Written instruction
Reproduce each line of the listing exactly.

Entries shown
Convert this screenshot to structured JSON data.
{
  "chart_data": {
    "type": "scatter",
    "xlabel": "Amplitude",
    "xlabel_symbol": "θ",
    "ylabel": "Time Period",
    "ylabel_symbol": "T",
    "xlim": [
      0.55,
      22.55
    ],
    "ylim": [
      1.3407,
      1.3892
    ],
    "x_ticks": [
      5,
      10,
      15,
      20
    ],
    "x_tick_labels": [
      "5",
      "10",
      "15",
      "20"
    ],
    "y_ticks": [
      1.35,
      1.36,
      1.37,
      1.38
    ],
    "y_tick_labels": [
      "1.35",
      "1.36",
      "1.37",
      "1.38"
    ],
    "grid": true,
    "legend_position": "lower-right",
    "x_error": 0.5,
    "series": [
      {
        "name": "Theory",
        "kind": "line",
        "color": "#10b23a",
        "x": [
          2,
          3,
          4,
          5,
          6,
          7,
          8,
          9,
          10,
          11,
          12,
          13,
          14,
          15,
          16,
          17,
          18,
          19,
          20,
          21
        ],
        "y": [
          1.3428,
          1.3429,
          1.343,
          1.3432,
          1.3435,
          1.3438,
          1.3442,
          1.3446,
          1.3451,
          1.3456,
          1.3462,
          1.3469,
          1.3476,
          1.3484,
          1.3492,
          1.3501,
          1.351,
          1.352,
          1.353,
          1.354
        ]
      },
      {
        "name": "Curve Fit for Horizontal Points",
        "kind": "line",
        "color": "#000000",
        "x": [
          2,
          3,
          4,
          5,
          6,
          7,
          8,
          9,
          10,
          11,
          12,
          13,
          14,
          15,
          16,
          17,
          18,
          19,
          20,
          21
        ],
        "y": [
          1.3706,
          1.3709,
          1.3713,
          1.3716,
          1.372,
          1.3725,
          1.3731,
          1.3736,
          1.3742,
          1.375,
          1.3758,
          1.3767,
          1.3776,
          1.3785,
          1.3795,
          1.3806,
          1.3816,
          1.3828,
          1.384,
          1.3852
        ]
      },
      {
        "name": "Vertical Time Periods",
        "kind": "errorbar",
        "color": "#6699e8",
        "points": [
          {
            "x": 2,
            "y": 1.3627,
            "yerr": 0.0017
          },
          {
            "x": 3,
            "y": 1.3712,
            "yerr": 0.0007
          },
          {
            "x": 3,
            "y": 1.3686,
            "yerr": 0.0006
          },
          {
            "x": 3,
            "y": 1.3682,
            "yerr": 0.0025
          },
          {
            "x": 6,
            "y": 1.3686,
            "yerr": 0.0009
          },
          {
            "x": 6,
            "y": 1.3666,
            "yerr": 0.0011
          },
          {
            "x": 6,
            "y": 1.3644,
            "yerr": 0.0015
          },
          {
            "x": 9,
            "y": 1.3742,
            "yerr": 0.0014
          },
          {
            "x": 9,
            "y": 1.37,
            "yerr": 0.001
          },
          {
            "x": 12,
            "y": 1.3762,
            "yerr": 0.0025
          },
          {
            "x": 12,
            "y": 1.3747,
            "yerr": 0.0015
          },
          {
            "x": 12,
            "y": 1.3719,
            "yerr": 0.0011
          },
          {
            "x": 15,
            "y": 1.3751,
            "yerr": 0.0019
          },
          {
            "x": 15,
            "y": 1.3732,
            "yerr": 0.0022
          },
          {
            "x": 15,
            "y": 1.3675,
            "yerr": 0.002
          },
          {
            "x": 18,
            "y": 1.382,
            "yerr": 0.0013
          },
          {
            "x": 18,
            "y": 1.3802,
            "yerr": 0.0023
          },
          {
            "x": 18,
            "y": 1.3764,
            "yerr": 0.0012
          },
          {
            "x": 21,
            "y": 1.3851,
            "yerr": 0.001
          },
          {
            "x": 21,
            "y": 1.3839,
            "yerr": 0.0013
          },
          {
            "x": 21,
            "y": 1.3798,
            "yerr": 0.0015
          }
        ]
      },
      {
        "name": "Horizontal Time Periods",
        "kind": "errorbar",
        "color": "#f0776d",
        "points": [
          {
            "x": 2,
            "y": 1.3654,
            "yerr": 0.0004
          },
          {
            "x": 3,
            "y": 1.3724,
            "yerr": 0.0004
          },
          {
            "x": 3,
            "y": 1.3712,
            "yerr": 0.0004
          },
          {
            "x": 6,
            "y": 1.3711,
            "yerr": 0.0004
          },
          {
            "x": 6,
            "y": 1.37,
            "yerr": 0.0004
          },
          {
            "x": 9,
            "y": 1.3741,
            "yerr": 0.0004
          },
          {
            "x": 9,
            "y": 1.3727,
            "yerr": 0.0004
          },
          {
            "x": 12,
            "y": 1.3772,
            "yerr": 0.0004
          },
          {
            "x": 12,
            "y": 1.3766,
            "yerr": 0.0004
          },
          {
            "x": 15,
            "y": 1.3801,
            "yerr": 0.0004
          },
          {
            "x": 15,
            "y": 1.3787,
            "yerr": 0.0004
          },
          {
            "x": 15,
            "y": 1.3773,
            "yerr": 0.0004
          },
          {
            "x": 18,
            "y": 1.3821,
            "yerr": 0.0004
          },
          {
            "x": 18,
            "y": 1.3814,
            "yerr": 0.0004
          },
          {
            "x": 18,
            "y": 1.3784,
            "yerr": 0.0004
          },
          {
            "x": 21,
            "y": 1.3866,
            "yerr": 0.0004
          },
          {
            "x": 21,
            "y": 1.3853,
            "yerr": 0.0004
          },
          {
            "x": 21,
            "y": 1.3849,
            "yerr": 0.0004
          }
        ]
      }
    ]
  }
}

Output below
Convert this screenshot to structured JSON data.
{
  "chart_data": {
    "type": "scatter",
    "xlabel": "Amplitude",
    "xlabel_symbol": "θ",
    "ylabel": "Time Period",
    "ylabel_symbol": "T",
    "xlim": [
      0.55,
      22.55
    ],
    "ylim": [
      1.3407,
      1.3892
    ],
    "x_ticks": [
      5,
      10,
      15,
      20
    ],
    "x_tick_labels": [
      "5",
      "10",
      "15",
      "20"
    ],
    "y_ticks": [
      1.35,
      1.36,
      1.37,
      1.38
    ],
    "y_tick_labels": [
      "1.35",
      "1.36",
      "1.37",
      "1.38"
    ],
    "grid": true,
    "legend_position": "lower-right",
    "x_error": 0.5,
    "series": [
      {
        "name": "Theory",
        "kind": "line",
        "color": "#10b23a",
        "x": [
          2,
          3,
          4,
          5,
          6,
          7,
          8,
          9,
          10,
          11,
          12,
          13,
          14,
          15,
          16,
          17,
          18,
          19,
          20,
          21
        ],
        "y": [
          1.3428,
          1.3429,
          1.343,
          1.3432,
          1.3435,
          1.3438,
          1.3442,
          1.3446,
          1.3451,
          1.3456,
          1.3462,
          1.3469,
          1.3476,
          1.3484,
          1.3492,
          1.3501,
          1.351,
          1.352,
          1.353,
          1.354
        ]
      },
      {
        "name": "Curve Fit for Horizontal Points",
        "kind": "line",
        "color": "#000000",
        "x": [
          2,
          3,
          4,
          5,
          6,
          7,
          8,
          9,
          10,
          11,
          12,
          13,
          14,
          15,
          16,
          17,
          18,
          19,
          20,
          21
        ],
        "y": [
          1.3706,
          1.3709,
          1.3713,
          1.3716,
          1.372,
          1.3725,
          1.3731,
          1.3736,
          1.3742,
          1.375,
          1.3758,
          1.3767,
          1.3776,
          1.3785,
          1.3795,
          1.3806,
          1.3816,
          1.3828,
          1.384,
          1.3852
        ]
      },
      {
        "name": "Vertical Time Periods",
        "kind": "errorbar",
        "color": "#6699e8",
        "points": [
          {
            "x": 2,
            "y": 1.3627,
            "yerr": 0.0017
          },
          {
            "x": 3,
            "y": 1.3712,
            "yerr": 0.0007
          },
          {
            "x": 3,
            "y": 1.3686,
            "yerr": 0.0006
          },
          {
            "x": 3,
            "y": 1.3682,
            "yerr": 0.0025
          },
          {
            "x": 6,
            "y": 1.3686,
            "yerr": 0.0009
          },
          {
            "x": 6,
            "y": 1.3666,
            "yerr": 0.0011
          },
          {
            "x": 6,
            "y": 1.3644,
            "yerr": 0.0015
          },
          {
            "x": 9,
            "y": 1.3742,
            "yerr": 0.0014
          },
          {
            "x": 9,
            "y": 1.37,
            "yerr": 0.001
          },
          {
            "x": 12,
            "y": 1.3762,
            "yerr": 0.0025
          },
          {
            "x": 12,
            "y": 1.3747,
            "yerr": 0.0015
          },
          {
            "x": 12,
            "y": 1.3719,
            "yerr": 0.0011
          },
          {
            "x": 15,
            "y": 1.3751,
            "yerr": 0.0019
          },
          {
            "x": 15,
            "y": 1.3732,
            "yerr": 0.0022
          },
          {
            "x": 15,
            "y": 1.3675,
            "yerr": 0.002
          },
          {
            "x": 18,
            "y": 1.382,
            "yerr": 0.0013
          },
          {
            "x": 18,
            "y": 1.3802,
            "yerr": 0.0023
          },
          {
            "x": 18,
            "y": 1.3764,
            "yerr": 0.0012
          },
          {
            "x": 21,
            "y": 1.3851,
            "yerr": 0.001
          },
          {
            "x": 21,
            "y": 1.3839,
            "yerr": 0.0013
          },
          {
            "x": 21,
            "y": 1.3798,
            "yerr": 0.0015
          }
        ]
      },
      {
        "name": "Horizontal Time Periods",
        "kind": "errorbar",
        "color": "#f0776d",
        "points": [
          {
            "x": 2,
            "y": 1.3654,
            "yerr": 0.0004
          },
          {
            "x": 3,
            "y": 1.3724,
            "yerr": 0.0004
          },
          {
            "x": 3,
            "y": 1.3712,
            "yerr": 0.0004
          },
          {
            "x": 6,
            "y": 1.3711,
            "yerr": 0.0004
          },
          {
            "x": 6,
            "y": 1.37,
            "yerr": 0.0004
          },
          {
            "x": 9,
            "y": 1.3741,
            "yerr": 0.0004
          },
          {
            "x": 9,
            "y": 1.3727,
            "yerr": 0.0004
          },
          {
            "x": 12,
            "y": 1.3772,
            "yerr": 0.0004
          },
          {
            "x": 12,
            "y": 1.3766,
            "yerr": 0.0004
          },
          {
            "x": 15,
            "y": 1.3801,
            "yerr": 0.0004
          },
          {
            "x": 15,
            "y": 1.3787,
            "yerr": 0.0004
          },
          {
            "x": 15,
            "y": 1.3773,
            "yerr": 0.0004
          },
          {
            "x": 18,
            "y": 1.3821,
            "yerr": 0.0004
          },
          {
            "x": 18,
            "y": 1.3814,
            "yerr": 0.0004
          },
          {
            "x": 18,
            "y": 1.3784,
            "yerr": 0.0004
          },
          {
            "x": 21,
            "y": 1.3866,
            "yerr": 0.0004
          },
          {
            "x": 21,
            "y": 1.3853,
            "yerr": 0.0004
          },
          {
            "x": 21,
            "y": 1.3849,
            "yerr": 0.0004
          }
        ]
      }
    ]
  }
}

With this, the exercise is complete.